#### Entries supplied
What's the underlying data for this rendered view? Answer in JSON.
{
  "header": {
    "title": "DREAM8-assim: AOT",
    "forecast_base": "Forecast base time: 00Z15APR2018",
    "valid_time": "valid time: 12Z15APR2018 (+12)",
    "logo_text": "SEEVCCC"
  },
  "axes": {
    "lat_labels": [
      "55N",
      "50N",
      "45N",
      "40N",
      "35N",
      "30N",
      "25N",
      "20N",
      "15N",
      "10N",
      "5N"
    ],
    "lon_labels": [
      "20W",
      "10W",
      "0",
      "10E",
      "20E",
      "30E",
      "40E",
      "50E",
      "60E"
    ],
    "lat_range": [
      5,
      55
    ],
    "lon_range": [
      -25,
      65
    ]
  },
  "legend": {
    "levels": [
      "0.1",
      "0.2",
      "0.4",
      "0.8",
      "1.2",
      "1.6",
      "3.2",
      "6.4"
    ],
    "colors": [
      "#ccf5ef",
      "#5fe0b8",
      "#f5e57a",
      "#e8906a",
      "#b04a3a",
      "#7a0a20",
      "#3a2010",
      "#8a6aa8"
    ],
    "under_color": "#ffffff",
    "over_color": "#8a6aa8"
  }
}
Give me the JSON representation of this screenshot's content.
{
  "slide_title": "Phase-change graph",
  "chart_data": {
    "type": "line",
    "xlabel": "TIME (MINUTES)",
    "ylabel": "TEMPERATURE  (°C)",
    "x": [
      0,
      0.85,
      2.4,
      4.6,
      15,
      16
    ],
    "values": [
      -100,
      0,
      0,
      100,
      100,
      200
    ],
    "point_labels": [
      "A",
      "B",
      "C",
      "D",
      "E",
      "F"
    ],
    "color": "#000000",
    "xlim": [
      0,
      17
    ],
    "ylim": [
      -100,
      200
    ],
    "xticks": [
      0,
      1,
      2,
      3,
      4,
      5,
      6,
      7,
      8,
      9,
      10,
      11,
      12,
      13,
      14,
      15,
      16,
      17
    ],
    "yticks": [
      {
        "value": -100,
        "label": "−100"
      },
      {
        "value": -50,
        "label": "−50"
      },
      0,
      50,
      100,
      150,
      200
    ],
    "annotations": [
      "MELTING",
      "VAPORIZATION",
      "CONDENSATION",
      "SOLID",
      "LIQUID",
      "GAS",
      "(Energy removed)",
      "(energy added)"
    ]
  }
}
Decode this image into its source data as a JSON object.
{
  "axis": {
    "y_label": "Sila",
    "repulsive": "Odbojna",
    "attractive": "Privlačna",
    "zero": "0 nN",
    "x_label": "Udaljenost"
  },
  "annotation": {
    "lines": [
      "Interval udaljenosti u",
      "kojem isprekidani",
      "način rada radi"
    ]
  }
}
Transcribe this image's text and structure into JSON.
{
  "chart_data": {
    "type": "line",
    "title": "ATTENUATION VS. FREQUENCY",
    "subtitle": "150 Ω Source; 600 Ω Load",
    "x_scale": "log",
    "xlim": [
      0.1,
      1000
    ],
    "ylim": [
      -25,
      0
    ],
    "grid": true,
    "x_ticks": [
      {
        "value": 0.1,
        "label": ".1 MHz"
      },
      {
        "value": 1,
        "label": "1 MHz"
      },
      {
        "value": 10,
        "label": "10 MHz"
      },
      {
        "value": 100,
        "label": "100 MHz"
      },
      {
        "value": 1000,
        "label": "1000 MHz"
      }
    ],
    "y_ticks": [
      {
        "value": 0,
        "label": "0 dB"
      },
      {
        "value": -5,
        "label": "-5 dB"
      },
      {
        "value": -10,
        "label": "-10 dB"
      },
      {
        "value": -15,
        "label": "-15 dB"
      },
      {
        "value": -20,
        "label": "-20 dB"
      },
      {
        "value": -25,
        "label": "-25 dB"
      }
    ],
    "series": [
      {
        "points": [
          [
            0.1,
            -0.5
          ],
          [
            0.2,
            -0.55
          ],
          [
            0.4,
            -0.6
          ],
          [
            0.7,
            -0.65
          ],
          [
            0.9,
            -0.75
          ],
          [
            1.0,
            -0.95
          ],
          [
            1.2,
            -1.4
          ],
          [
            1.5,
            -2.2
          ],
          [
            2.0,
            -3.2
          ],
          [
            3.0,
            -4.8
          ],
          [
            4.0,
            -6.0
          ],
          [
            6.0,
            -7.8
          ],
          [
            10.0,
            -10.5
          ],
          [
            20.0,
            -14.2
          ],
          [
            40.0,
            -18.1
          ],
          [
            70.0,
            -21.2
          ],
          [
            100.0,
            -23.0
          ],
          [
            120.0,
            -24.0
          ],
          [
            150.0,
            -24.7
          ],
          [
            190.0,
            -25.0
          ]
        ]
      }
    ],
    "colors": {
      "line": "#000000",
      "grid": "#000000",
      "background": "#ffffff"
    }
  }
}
########
### Do this
Write out all the lines again, exactly as they are.

### Task solution
What's the underlying data for this rendered view? Answer in JSON.
{
  "header": {
    "title": "DREAM8-assim: AOT",
    "forecast_base": "Forecast base time: 00Z15APR2018",
    "valid_time": "valid time: 12Z15APR2018 (+12)",
    "logo_text": "SEEVCCC"
  },
  "axes": {
    "lat_labels": [
      "55N",
      "50N",
      "45N",
      "40N",
      "35N",
      "30N",
      "25N",
      "20N",
      "15N",
      "10N",
      "5N"
    ],
    "lon_labels": [
      "20W",
      "10W",
      "0",
      "10E",
      "20E",
      "30E",
      "40E",
      "50E",
      "60E"
    ],
    "lat_range": [
      5,
      55
    ],
    "lon_range": [
      -25,
      65
    ]
  },
  "legend": {
    "levels": [
      "0.1",
      "0.2",
      "0.4",
      "0.8",
      "1.2",
      "1.6",
      "3.2",
      "6.4"
    ],
    "colors": [
      "#ccf5ef",
      "#5fe0b8",
      "#f5e57a",
      "#e8906a",
      "#b04a3a",
      "#7a0a20",
      "#3a2010",
      "#8a6aa8"
    ],
    "under_color": "#ffffff",
    "over_color": "#8a6aa8"
  }
}
Give me the JSON representation of this screenshot's content.
{
  "slide_title": "Phase-change graph",
  "chart_data": {
    "type": "line",
    "xlabel": "TIME (MINUTES)",
    "ylabel": "TEMPERATURE  (°C)",
    "x": [
      0,
      0.85,
      2.4,
      4.6,
      15,
      16
    ],
    "values": [
      -100,
      0,
      0,
      100,
      100,
      200
    ],
    "point_labels": [
      "A",
      "B",
      "C",
      "D",
      "E",
      "F"
    ],
    "color": "#000000",
    "xlim": [
      0,
      17
    ],
    "ylim": [
      -100,
      200
    ],
    "xticks": [
      0,
      1,
      2,
      3,
      4,
      5,
      6,
      7,
      8,
      9,
      10,
      11,
      12,
      13,
      14,
      15,
      16,
      17
    ],
    "yticks": [
      {
        "value": -100,
        "label": "−100"
      },
      {
        "value": -50,
        "label": "−50"
      },
      0,
      50,
      100,
      150,
      200
    ],
    "annotations": [
      "MELTING",
      "VAPORIZATION",
      "CONDENSATION",
      "SOLID",
      "LIQUID",
      "GAS",
      "(Energy removed)",
      "(energy added)"
    ]
  }
}
Decode this image into its source data as a JSON object.
{
  "axis": {
    "y_label": "Sila",
    "repulsive": "Odbojna",
    "attractive": "Privlačna",
    "zero": "0 nN",
    "x_label": "Udaljenost"
  },
  "annotation": {
    "lines": [
      "Interval udaljenosti u",
      "kojem isprekidani",
      "način rada radi"
    ]
  }
}
Transcribe this image's text and structure into JSON.
{
  "chart_data": {
    "type": "line",
    "title": "ATTENUATION VS. FREQUENCY",
    "subtitle": "150 Ω Source; 600 Ω Load",
    "x_scale": "log",
    "xlim": [
      0.1,
      1000
    ],
    "ylim": [
      -25,
      0
    ],
    "grid": true,
    "x_ticks": [
      {
        "value": 0.1,
        "label": ".1 MHz"
      },
      {
        "value": 1,
        "label": "1 MHz"
      },
      {
        "value": 10,
        "label": "10 MHz"
      },
      {
        "value": 100,
        "label": "100 MHz"
      },
      {
        "value": 1000,
        "label": "1000 MHz"
      }
    ],
    "y_ticks": [
      {
        "value": 0,
        "label": "0 dB"
      },
      {
        "value": -5,
        "label": "-5 dB"
      },
      {
        "value": -10,
        "label": "-10 dB"
      },
      {
        "value": -15,
        "label": "-15 dB"
      },
      {
        "value": -20,
        "label": "-20 dB"
      },
      {
        "value": -25,
        "label": "-25 dB"
      }
    ],
    "series": [
      {
        "points": [
          [
            0.1,
            -0.5
          ],
          [
            0.2,
            -0.55
          ],
          [
            0.4,
            -0.6
          ],
          [
            0.7,
            -0.65
          ],
          [
            0.9,
            -0.75
          ],
          [
            1.0,
            -0.95
          ],
          [
            1.2,
            -1.4
          ],
          [
            1.5,
            -2.2
          ],
          [
            2.0,
            -3.2
          ],
          [
            3.0,
            -4.8
          ],
          [
            4.0,
            -6.0
          ],
          [
            6.0,
            -7.8
          ],
          [
            10.0,
            -10.5
          ],
          [
            20.0,
            -14.2
          ],
          [
            40.0,
            -18.1
          ],
          [
            70.0,
            -21.2
          ],
          [
            100.0,
            -23.0
          ],
          [
            120.0,
            -24.0
          ],
          [
            150.0,
            -24.7
          ],
          [
            190.0,
            -25.0
          ]
        ]
      }
    ],
    "colors": {
      "line": "#000000",
      "grid": "#000000",
      "background": "#ffffff"
    }
  }
}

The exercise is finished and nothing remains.